• _REQUEST_
Copy each line where the word "name" occurs.

• _DATA SUPPLIED_

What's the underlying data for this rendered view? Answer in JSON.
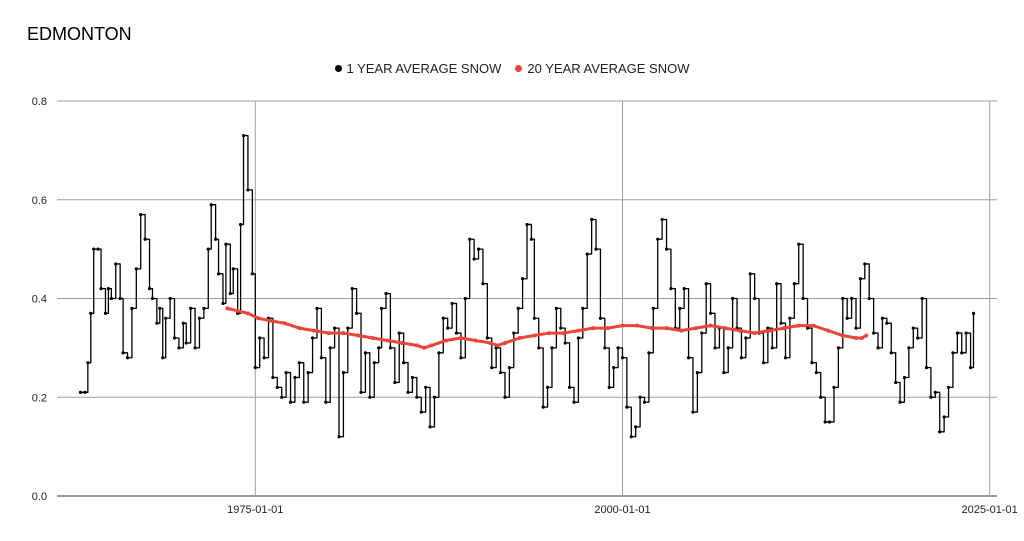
{
  "chart_data": {
    "type": "line",
    "title": "EDMONTON",
    "xlabel": "",
    "ylabel": "",
    "xlim": [
      1961.5,
      2025.5
    ],
    "ylim": [
      0,
      0.8
    ],
    "y_ticks": [
      "0.0",
      "0.2",
      "0.4",
      "0.6",
      "0.8"
    ],
    "x_ticks": [
      {
        "year": 1975,
        "label": "1975-01-01"
      },
      {
        "year": 2000,
        "label": "2000-01-01"
      },
      {
        "year": 2025,
        "label": "2025-01-01"
      }
    ],
    "legend_position": "top-center",
    "series": [
      {
        "name": "1 YEAR AVERAGE SNOW",
        "color": "#000000",
        "points": [
          [
            1963.1,
            0.21
          ],
          [
            1963.4,
            0.21
          ],
          [
            1963.6,
            0.27
          ],
          [
            1963.8,
            0.37
          ],
          [
            1964.0,
            0.5
          ],
          [
            1964.3,
            0.5
          ],
          [
            1964.5,
            0.42
          ],
          [
            1964.8,
            0.37
          ],
          [
            1965.0,
            0.42
          ],
          [
            1965.2,
            0.4
          ],
          [
            1965.5,
            0.47
          ],
          [
            1965.8,
            0.4
          ],
          [
            1966.0,
            0.29
          ],
          [
            1966.3,
            0.28
          ],
          [
            1966.6,
            0.38
          ],
          [
            1966.9,
            0.46
          ],
          [
            1967.2,
            0.57
          ],
          [
            1967.5,
            0.52
          ],
          [
            1967.8,
            0.42
          ],
          [
            1968.0,
            0.4
          ],
          [
            1968.3,
            0.35
          ],
          [
            1968.5,
            0.38
          ],
          [
            1968.7,
            0.28
          ],
          [
            1968.9,
            0.36
          ],
          [
            1969.2,
            0.4
          ],
          [
            1969.5,
            0.32
          ],
          [
            1969.8,
            0.3
          ],
          [
            1970.1,
            0.35
          ],
          [
            1970.3,
            0.31
          ],
          [
            1970.6,
            0.38
          ],
          [
            1970.9,
            0.3
          ],
          [
            1971.2,
            0.36
          ],
          [
            1971.5,
            0.38
          ],
          [
            1971.8,
            0.5
          ],
          [
            1972.0,
            0.59
          ],
          [
            1972.3,
            0.52
          ],
          [
            1972.5,
            0.45
          ],
          [
            1972.8,
            0.39
          ],
          [
            1973.0,
            0.51
          ],
          [
            1973.3,
            0.41
          ],
          [
            1973.5,
            0.46
          ],
          [
            1973.8,
            0.37
          ],
          [
            1974.0,
            0.55
          ],
          [
            1974.2,
            0.73
          ],
          [
            1974.5,
            0.62
          ],
          [
            1974.8,
            0.45
          ],
          [
            1975.0,
            0.26
          ],
          [
            1975.3,
            0.32
          ],
          [
            1975.6,
            0.28
          ],
          [
            1975.9,
            0.36
          ],
          [
            1976.2,
            0.24
          ],
          [
            1976.5,
            0.22
          ],
          [
            1976.8,
            0.2
          ],
          [
            1977.1,
            0.25
          ],
          [
            1977.4,
            0.19
          ],
          [
            1977.7,
            0.24
          ],
          [
            1978.0,
            0.27
          ],
          [
            1978.3,
            0.19
          ],
          [
            1978.6,
            0.25
          ],
          [
            1978.9,
            0.32
          ],
          [
            1979.2,
            0.38
          ],
          [
            1979.5,
            0.28
          ],
          [
            1979.8,
            0.19
          ],
          [
            1980.1,
            0.3
          ],
          [
            1980.4,
            0.34
          ],
          [
            1980.7,
            0.12
          ],
          [
            1981.0,
            0.25
          ],
          [
            1981.3,
            0.34
          ],
          [
            1981.6,
            0.42
          ],
          [
            1981.9,
            0.37
          ],
          [
            1982.2,
            0.21
          ],
          [
            1982.5,
            0.29
          ],
          [
            1982.8,
            0.2
          ],
          [
            1983.1,
            0.27
          ],
          [
            1983.4,
            0.3
          ],
          [
            1983.6,
            0.38
          ],
          [
            1983.9,
            0.41
          ],
          [
            1984.2,
            0.3
          ],
          [
            1984.5,
            0.23
          ],
          [
            1984.8,
            0.33
          ],
          [
            1985.1,
            0.27
          ],
          [
            1985.4,
            0.21
          ],
          [
            1985.7,
            0.24
          ],
          [
            1986.0,
            0.2
          ],
          [
            1986.3,
            0.17
          ],
          [
            1986.6,
            0.22
          ],
          [
            1986.9,
            0.14
          ],
          [
            1987.2,
            0.2
          ],
          [
            1987.5,
            0.29
          ],
          [
            1987.8,
            0.36
          ],
          [
            1988.1,
            0.34
          ],
          [
            1988.4,
            0.39
          ],
          [
            1988.7,
            0.33
          ],
          [
            1989.0,
            0.28
          ],
          [
            1989.3,
            0.4
          ],
          [
            1989.6,
            0.52
          ],
          [
            1989.9,
            0.48
          ],
          [
            1990.2,
            0.5
          ],
          [
            1990.5,
            0.43
          ],
          [
            1990.8,
            0.32
          ],
          [
            1991.1,
            0.26
          ],
          [
            1991.4,
            0.3
          ],
          [
            1991.7,
            0.25
          ],
          [
            1992.0,
            0.2
          ],
          [
            1992.3,
            0.26
          ],
          [
            1992.6,
            0.33
          ],
          [
            1992.9,
            0.38
          ],
          [
            1993.2,
            0.44
          ],
          [
            1993.5,
            0.55
          ],
          [
            1993.8,
            0.52
          ],
          [
            1994.0,
            0.36
          ],
          [
            1994.3,
            0.3
          ],
          [
            1994.6,
            0.18
          ],
          [
            1994.9,
            0.22
          ],
          [
            1995.2,
            0.3
          ],
          [
            1995.5,
            0.38
          ],
          [
            1995.8,
            0.34
          ],
          [
            1996.1,
            0.31
          ],
          [
            1996.4,
            0.22
          ],
          [
            1996.7,
            0.19
          ],
          [
            1997.0,
            0.32
          ],
          [
            1997.3,
            0.38
          ],
          [
            1997.6,
            0.49
          ],
          [
            1997.9,
            0.56
          ],
          [
            1998.2,
            0.5
          ],
          [
            1998.5,
            0.36
          ],
          [
            1998.8,
            0.3
          ],
          [
            1999.1,
            0.22
          ],
          [
            1999.4,
            0.26
          ],
          [
            1999.7,
            0.3
          ],
          [
            2000.0,
            0.28
          ],
          [
            2000.3,
            0.18
          ],
          [
            2000.6,
            0.12
          ],
          [
            2000.9,
            0.14
          ],
          [
            2001.2,
            0.2
          ],
          [
            2001.5,
            0.19
          ],
          [
            2001.8,
            0.29
          ],
          [
            2002.1,
            0.38
          ],
          [
            2002.4,
            0.52
          ],
          [
            2002.7,
            0.56
          ],
          [
            2003.0,
            0.5
          ],
          [
            2003.3,
            0.42
          ],
          [
            2003.6,
            0.34
          ],
          [
            2003.9,
            0.38
          ],
          [
            2004.2,
            0.42
          ],
          [
            2004.5,
            0.28
          ],
          [
            2004.8,
            0.17
          ],
          [
            2005.1,
            0.25
          ],
          [
            2005.4,
            0.33
          ],
          [
            2005.7,
            0.43
          ],
          [
            2006.0,
            0.37
          ],
          [
            2006.3,
            0.3
          ],
          [
            2006.6,
            0.34
          ],
          [
            2006.9,
            0.25
          ],
          [
            2007.2,
            0.3
          ],
          [
            2007.5,
            0.4
          ],
          [
            2007.8,
            0.34
          ],
          [
            2008.1,
            0.28
          ],
          [
            2008.4,
            0.32
          ],
          [
            2008.7,
            0.45
          ],
          [
            2009.0,
            0.4
          ],
          [
            2009.3,
            0.33
          ],
          [
            2009.6,
            0.27
          ],
          [
            2009.9,
            0.34
          ],
          [
            2010.2,
            0.3
          ],
          [
            2010.5,
            0.43
          ],
          [
            2010.8,
            0.35
          ],
          [
            2011.1,
            0.28
          ],
          [
            2011.4,
            0.36
          ],
          [
            2011.7,
            0.43
          ],
          [
            2012.0,
            0.51
          ],
          [
            2012.3,
            0.4
          ],
          [
            2012.6,
            0.34
          ],
          [
            2012.9,
            0.27
          ],
          [
            2013.2,
            0.25
          ],
          [
            2013.5,
            0.2
          ],
          [
            2013.8,
            0.15
          ],
          [
            2014.1,
            0.15
          ],
          [
            2014.4,
            0.22
          ],
          [
            2014.7,
            0.3
          ],
          [
            2015.0,
            0.4
          ],
          [
            2015.3,
            0.36
          ],
          [
            2015.6,
            0.4
          ],
          [
            2015.9,
            0.34
          ],
          [
            2016.2,
            0.44
          ],
          [
            2016.5,
            0.47
          ],
          [
            2016.8,
            0.4
          ],
          [
            2017.1,
            0.33
          ],
          [
            2017.4,
            0.3
          ],
          [
            2017.7,
            0.36
          ],
          [
            2018.0,
            0.35
          ],
          [
            2018.3,
            0.29
          ],
          [
            2018.6,
            0.23
          ],
          [
            2018.9,
            0.19
          ],
          [
            2019.2,
            0.24
          ],
          [
            2019.5,
            0.3
          ],
          [
            2019.8,
            0.34
          ],
          [
            2020.1,
            0.32
          ],
          [
            2020.4,
            0.4
          ],
          [
            2020.7,
            0.26
          ],
          [
            2021.0,
            0.2
          ],
          [
            2021.3,
            0.21
          ],
          [
            2021.6,
            0.13
          ],
          [
            2021.9,
            0.16
          ],
          [
            2022.2,
            0.22
          ],
          [
            2022.5,
            0.29
          ],
          [
            2022.8,
            0.33
          ],
          [
            2023.1,
            0.29
          ],
          [
            2023.4,
            0.33
          ],
          [
            2023.7,
            0.26
          ],
          [
            2023.9,
            0.37
          ]
        ]
      },
      {
        "name": "20 YEAR AVERAGE SNOW",
        "color": "#e8453c",
        "points": [
          [
            1973.1,
            0.38
          ],
          [
            1973.8,
            0.375
          ],
          [
            1974.5,
            0.37
          ],
          [
            1975.2,
            0.36
          ],
          [
            1976.0,
            0.355
          ],
          [
            1977.0,
            0.35
          ],
          [
            1978.0,
            0.34
          ],
          [
            1979.0,
            0.335
          ],
          [
            1980.0,
            0.33
          ],
          [
            1981.0,
            0.33
          ],
          [
            1982.0,
            0.325
          ],
          [
            1983.0,
            0.32
          ],
          [
            1984.0,
            0.315
          ],
          [
            1985.0,
            0.31
          ],
          [
            1986.0,
            0.305
          ],
          [
            1986.5,
            0.3
          ],
          [
            1987.0,
            0.305
          ],
          [
            1988.0,
            0.315
          ],
          [
            1989.0,
            0.32
          ],
          [
            1990.0,
            0.315
          ],
          [
            1991.0,
            0.31
          ],
          [
            1991.5,
            0.305
          ],
          [
            1992.0,
            0.31
          ],
          [
            1993.0,
            0.32
          ],
          [
            1994.0,
            0.325
          ],
          [
            1995.0,
            0.33
          ],
          [
            1996.0,
            0.33
          ],
          [
            1997.0,
            0.335
          ],
          [
            1998.0,
            0.34
          ],
          [
            1999.0,
            0.34
          ],
          [
            2000.0,
            0.345
          ],
          [
            2001.0,
            0.345
          ],
          [
            2002.0,
            0.34
          ],
          [
            2003.0,
            0.34
          ],
          [
            2004.0,
            0.335
          ],
          [
            2005.0,
            0.34
          ],
          [
            2006.0,
            0.345
          ],
          [
            2007.0,
            0.34
          ],
          [
            2008.0,
            0.335
          ],
          [
            2009.0,
            0.33
          ],
          [
            2010.0,
            0.335
          ],
          [
            2011.0,
            0.34
          ],
          [
            2012.0,
            0.345
          ],
          [
            2013.0,
            0.345
          ],
          [
            2014.0,
            0.335
          ],
          [
            2015.0,
            0.325
          ],
          [
            2015.9,
            0.32
          ],
          [
            2016.3,
            0.32
          ],
          [
            2016.6,
            0.325
          ]
        ]
      }
    ]
  }
}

• _EXERCISE RESULT_
        "name": "1 YEAR AVERAGE SNOW",
        "name": "20 YEAR AVERAGE SNOW",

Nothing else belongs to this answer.